Directive
Do not carry the pictures over; copy every other part of the entries exactly.

Input
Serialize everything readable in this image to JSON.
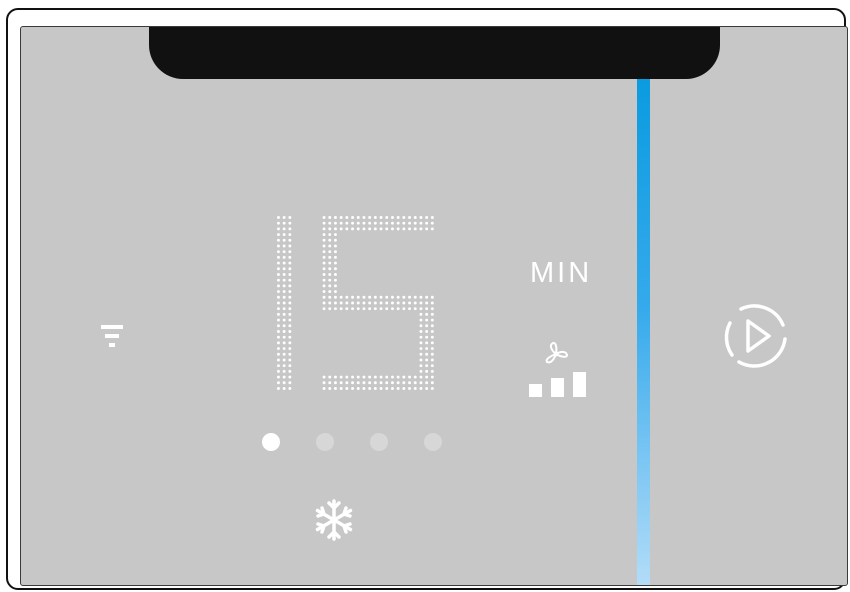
{
  "display": {
    "value": "15",
    "unit": "MIN",
    "pages": {
      "count": 4,
      "active": 1
    },
    "fan_speed_level": 3,
    "fan_speed_levels": 3
  },
  "icons": {
    "filter": "filter-icon",
    "start": "play-icon",
    "mode": "snowflake-icon",
    "fan": "fan-icon",
    "fan_speed": "fan-speed-bars-icon"
  },
  "colors": {
    "panel": "#c7c7c7",
    "notch": "#111111",
    "accent_top": "#0b9be0",
    "accent_bottom": "#b4ddf8",
    "glyph": "#ffffff"
  }
}
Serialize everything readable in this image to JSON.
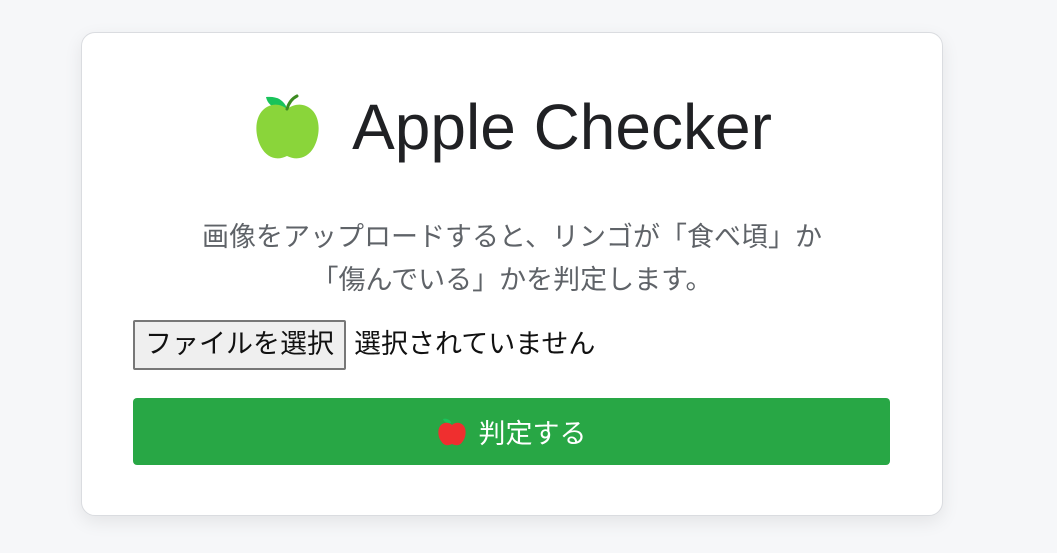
{
  "app": {
    "title": "Apple Checker",
    "description_lines": [
      "画像をアップロードすると、リンゴが「食べ頃」か",
      "「傷んでいる」かを判定します。"
    ]
  },
  "upload": {
    "file_button_label": "ファイルを選択",
    "file_status": "選択されていません"
  },
  "actions": {
    "submit_label": "判定する"
  },
  "icons": {
    "title": "green-apple-icon",
    "submit": "red-apple-icon"
  },
  "colors": {
    "page_background": "#f6f7f9",
    "card_background": "#ffffff",
    "accent_green": "#28a745",
    "green_apple": "#8ad53a",
    "red_apple": "#ef2f2f"
  }
}
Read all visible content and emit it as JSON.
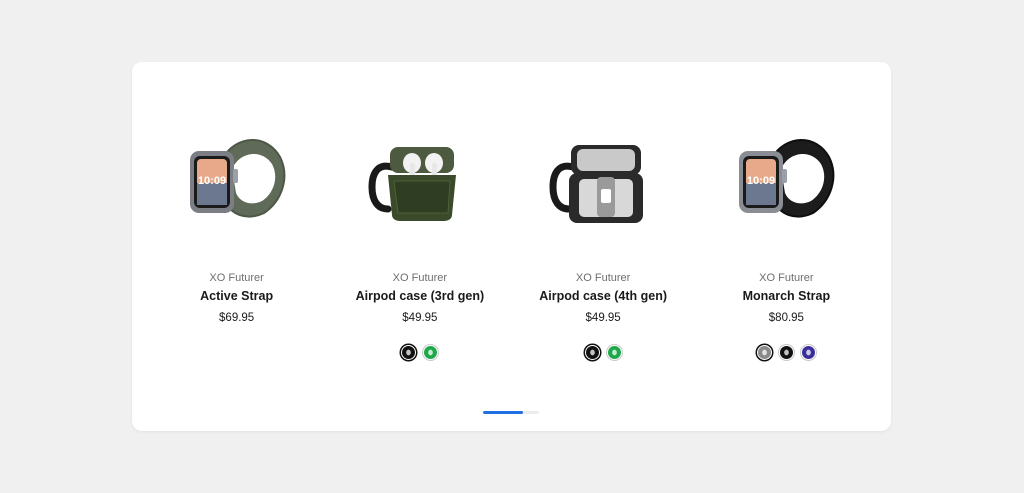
{
  "carousel": {
    "progress": 0.72,
    "accent_color": "#1f6fe5",
    "products": [
      {
        "brand": "XO Futurer",
        "name": "Active Strap",
        "price": "$69.95",
        "icon": "watch-strap-olive-icon",
        "swatches": []
      },
      {
        "brand": "XO Futurer",
        "name": "Airpod case (3rd gen)",
        "price": "$49.95",
        "icon": "airpod-case-green-icon",
        "swatches": [
          {
            "color": "#111111",
            "selected": true
          },
          {
            "color": "#1fa84a",
            "selected": false
          }
        ]
      },
      {
        "brand": "XO Futurer",
        "name": "Airpod case (4th gen)",
        "price": "$49.95",
        "icon": "airpod-case-black-icon",
        "swatches": [
          {
            "color": "#111111",
            "selected": true
          },
          {
            "color": "#1fa84a",
            "selected": false
          }
        ]
      },
      {
        "brand": "XO Futurer",
        "name": "Monarch Strap",
        "price": "$80.95",
        "icon": "watch-strap-black-icon",
        "swatches": [
          {
            "color": "#8a8a8a",
            "selected": true
          },
          {
            "color": "#111111",
            "selected": false
          },
          {
            "color": "#3a2f9a",
            "selected": false
          }
        ]
      }
    ]
  }
}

Complete output
Serialize everything readable in this image to JSON.
{
  "display": {
    "value": "15",
    "unit": "MIN",
    "pages": {
      "count": 4,
      "active": 1
    },
    "fan_speed_level": 3,
    "fan_speed_levels": 3
  },
  "icons": {
    "filter": "filter-icon",
    "start": "play-icon",
    "mode": "snowflake-icon",
    "fan": "fan-icon",
    "fan_speed": "fan-speed-bars-icon"
  },
  "colors": {
    "panel": "#c7c7c7",
    "notch": "#111111",
    "accent_top": "#0b9be0",
    "accent_bottom": "#b4ddf8",
    "glyph": "#ffffff"
  }
}
Serialize everything readable in this image to JSON.
{
  "app": {
    "title": "Apple Checker",
    "description_lines": [
      "画像をアップロードすると、リンゴが「食べ頃」か",
      "「傷んでいる」かを判定します。"
    ]
  },
  "upload": {
    "file_button_label": "ファイルを選択",
    "file_status": "選択されていません"
  },
  "actions": {
    "submit_label": "判定する"
  },
  "icons": {
    "title": "green-apple-icon",
    "submit": "red-apple-icon"
  },
  "colors": {
    "page_background": "#f6f7f9",
    "card_background": "#ffffff",
    "accent_green": "#28a745",
    "green_apple": "#8ad53a",
    "red_apple": "#ef2f2f"
  }
}
Read all visible content and emit it as JSON.
{
  "carousel": {
    "progress": 0.72,
    "accent_color": "#1f6fe5",
    "products": [
      {
        "brand": "XO Futurer",
        "name": "Active Strap",
        "price": "$69.95",
        "icon": "watch-strap-olive-icon",
        "swatches": []
      },
      {
        "brand": "XO Futurer",
        "name": "Airpod case (3rd gen)",
        "price": "$49.95",
        "icon": "airpod-case-green-icon",
        "swatches": [
          {
            "color": "#111111",
            "selected": true
          },
          {
            "color": "#1fa84a",
            "selected": false
          }
        ]
      },
      {
        "brand": "XO Futurer",
        "name": "Airpod case (4th gen)",
        "price": "$49.95",
        "icon": "airpod-case-black-icon",
        "swatches": [
          {
            "color": "#111111",
            "selected": true
          },
          {
            "color": "#1fa84a",
            "selected": false
          }
        ]
      },
      {
        "brand": "XO Futurer",
        "name": "Monarch Strap",
        "price": "$80.95",
        "icon": "watch-strap-black-icon",
        "swatches": [
          {
            "color": "#8a8a8a",
            "selected": true
          },
          {
            "color": "#111111",
            "selected": false
          },
          {
            "color": "#3a2f9a",
            "selected": false
          }
        ]
      }
    ]
  }
}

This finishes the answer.